- [Given information]
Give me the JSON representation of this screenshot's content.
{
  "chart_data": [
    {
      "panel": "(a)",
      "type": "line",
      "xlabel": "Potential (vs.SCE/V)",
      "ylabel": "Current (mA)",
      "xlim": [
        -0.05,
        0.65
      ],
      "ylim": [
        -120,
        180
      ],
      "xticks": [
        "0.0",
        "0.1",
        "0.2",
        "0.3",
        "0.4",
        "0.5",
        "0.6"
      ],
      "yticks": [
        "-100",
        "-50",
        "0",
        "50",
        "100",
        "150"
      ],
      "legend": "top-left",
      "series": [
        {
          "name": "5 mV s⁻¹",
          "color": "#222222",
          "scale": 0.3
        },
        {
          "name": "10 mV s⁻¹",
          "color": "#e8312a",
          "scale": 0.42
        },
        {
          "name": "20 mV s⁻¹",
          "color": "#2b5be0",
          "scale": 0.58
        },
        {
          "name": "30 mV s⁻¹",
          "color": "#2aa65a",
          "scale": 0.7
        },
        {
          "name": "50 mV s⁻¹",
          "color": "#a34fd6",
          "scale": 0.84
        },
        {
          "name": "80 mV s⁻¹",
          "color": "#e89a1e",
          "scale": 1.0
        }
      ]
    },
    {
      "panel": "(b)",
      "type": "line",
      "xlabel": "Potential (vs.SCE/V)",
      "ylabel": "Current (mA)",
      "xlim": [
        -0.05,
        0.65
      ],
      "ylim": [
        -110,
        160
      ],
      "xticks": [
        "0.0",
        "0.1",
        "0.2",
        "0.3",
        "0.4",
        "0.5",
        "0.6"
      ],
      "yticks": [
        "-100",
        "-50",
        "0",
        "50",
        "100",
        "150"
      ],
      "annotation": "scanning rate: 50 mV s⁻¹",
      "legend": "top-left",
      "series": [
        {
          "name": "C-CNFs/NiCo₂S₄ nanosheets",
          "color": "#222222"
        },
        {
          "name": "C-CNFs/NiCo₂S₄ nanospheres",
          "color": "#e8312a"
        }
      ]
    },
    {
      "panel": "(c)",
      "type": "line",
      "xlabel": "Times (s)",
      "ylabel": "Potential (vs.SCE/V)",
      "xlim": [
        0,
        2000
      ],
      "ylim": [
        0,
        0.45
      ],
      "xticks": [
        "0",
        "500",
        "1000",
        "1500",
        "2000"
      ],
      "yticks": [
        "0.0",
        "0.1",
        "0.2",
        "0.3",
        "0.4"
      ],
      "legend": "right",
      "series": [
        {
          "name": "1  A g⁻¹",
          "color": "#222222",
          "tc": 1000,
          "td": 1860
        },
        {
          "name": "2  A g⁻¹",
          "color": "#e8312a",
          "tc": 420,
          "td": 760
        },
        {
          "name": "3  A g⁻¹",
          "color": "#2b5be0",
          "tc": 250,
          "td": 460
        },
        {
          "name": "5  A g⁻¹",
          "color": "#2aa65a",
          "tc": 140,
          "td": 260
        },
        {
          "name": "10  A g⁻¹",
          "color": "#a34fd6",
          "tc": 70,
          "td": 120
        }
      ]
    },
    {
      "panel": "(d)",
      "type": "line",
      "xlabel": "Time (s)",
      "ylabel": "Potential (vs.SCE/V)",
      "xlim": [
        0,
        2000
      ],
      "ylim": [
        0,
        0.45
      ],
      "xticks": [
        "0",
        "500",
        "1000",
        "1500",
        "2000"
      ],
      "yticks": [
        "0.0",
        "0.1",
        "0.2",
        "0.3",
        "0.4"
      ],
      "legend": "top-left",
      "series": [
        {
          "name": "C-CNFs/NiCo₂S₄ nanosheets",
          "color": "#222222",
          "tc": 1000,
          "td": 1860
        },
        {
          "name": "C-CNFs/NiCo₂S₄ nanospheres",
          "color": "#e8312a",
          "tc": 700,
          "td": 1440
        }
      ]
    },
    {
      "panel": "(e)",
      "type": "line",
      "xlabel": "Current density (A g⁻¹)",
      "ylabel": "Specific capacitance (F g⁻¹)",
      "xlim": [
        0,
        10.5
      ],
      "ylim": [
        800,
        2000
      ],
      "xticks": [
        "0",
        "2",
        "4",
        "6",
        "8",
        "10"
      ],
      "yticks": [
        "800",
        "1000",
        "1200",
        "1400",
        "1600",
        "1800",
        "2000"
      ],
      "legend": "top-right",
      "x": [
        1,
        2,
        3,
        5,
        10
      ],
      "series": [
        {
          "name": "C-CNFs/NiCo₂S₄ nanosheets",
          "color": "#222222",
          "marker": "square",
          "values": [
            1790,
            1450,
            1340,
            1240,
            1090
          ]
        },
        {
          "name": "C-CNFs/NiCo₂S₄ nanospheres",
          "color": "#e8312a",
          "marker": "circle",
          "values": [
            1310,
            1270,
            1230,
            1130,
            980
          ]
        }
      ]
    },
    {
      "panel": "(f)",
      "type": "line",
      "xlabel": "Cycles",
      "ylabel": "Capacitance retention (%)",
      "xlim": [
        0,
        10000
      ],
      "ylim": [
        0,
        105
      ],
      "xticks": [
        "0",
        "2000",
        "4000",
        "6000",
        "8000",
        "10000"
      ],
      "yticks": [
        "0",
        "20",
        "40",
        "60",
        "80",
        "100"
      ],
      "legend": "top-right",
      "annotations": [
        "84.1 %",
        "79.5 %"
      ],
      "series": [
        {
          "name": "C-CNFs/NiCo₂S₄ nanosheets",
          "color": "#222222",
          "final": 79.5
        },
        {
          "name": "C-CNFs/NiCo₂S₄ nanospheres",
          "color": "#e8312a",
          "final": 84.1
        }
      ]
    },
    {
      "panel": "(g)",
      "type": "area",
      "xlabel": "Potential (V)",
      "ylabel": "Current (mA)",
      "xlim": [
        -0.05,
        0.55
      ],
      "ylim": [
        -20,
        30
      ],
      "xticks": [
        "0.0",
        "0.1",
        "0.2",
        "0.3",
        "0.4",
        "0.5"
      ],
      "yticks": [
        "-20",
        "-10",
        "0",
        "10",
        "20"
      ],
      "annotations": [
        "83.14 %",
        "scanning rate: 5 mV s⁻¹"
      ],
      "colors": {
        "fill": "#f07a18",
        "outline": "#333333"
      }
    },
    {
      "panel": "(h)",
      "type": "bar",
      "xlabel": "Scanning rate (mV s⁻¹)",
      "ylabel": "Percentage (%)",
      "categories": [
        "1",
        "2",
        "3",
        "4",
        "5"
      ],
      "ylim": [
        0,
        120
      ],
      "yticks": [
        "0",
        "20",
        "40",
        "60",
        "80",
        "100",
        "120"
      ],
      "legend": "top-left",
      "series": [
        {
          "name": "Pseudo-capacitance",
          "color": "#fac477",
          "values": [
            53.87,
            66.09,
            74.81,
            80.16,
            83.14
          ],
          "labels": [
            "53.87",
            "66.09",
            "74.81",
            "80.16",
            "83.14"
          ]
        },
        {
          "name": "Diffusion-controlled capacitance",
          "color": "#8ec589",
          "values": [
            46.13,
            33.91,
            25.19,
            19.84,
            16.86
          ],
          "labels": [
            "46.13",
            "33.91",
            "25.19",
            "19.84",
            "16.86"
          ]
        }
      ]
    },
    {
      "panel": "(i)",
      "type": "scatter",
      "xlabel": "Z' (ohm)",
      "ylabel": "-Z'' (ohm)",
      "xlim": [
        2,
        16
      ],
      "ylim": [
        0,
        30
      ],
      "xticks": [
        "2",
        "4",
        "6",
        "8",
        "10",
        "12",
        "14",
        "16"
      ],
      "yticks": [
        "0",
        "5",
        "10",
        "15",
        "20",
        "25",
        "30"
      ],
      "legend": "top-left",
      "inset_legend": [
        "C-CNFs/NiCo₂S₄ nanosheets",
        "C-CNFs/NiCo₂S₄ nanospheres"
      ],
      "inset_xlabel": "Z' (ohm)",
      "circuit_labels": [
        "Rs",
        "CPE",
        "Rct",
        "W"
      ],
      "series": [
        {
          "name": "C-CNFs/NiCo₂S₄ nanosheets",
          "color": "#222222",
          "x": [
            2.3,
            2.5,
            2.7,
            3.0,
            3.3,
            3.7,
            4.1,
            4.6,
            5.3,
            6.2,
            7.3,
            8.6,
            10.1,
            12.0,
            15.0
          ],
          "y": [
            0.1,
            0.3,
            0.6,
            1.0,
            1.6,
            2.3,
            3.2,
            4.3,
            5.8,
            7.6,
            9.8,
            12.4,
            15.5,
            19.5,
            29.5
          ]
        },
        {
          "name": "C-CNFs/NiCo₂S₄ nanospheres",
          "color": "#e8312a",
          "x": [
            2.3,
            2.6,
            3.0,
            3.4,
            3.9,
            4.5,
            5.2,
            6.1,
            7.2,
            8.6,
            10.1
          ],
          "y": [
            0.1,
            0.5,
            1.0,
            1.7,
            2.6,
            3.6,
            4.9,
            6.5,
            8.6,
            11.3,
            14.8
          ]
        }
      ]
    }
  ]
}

- [What you need to do] Display every line of the listing that contains the string "rate".

- [Final answer]
      "annotation": "scanning rate: 50 mV s⁻¹",
        "scanning rate: 5 mV s⁻¹"
      "xlabel": "Scanning rate (mV s⁻¹)",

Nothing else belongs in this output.